Goal of the exercise:
Spot each line that carries the word "bottom"; copy those lines.

Recorded information:
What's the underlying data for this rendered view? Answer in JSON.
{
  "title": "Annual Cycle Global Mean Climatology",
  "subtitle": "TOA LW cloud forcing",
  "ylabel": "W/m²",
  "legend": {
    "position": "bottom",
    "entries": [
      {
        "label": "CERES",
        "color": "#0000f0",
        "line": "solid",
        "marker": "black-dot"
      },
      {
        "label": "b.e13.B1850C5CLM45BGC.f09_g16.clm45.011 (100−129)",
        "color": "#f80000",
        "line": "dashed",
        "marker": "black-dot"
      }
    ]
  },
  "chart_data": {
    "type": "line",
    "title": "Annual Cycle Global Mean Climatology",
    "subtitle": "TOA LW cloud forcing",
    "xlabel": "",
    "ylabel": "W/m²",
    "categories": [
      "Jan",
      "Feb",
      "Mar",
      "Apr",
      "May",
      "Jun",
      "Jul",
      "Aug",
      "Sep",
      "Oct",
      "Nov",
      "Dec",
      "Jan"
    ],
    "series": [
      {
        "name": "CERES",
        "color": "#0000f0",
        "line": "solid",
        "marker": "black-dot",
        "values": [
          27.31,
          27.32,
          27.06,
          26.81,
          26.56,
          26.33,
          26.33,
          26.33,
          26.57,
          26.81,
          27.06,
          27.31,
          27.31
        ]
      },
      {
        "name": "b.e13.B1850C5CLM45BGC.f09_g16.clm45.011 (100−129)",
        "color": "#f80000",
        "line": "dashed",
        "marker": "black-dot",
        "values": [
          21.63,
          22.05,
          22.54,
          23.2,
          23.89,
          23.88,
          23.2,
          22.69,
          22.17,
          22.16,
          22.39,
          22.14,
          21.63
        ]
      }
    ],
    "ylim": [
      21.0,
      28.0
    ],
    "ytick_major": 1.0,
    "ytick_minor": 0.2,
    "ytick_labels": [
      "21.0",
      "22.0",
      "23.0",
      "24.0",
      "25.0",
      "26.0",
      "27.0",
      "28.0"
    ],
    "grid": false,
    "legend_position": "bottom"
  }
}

Worked answer:
    "position": "bottom",
    "legend_position": "bottom"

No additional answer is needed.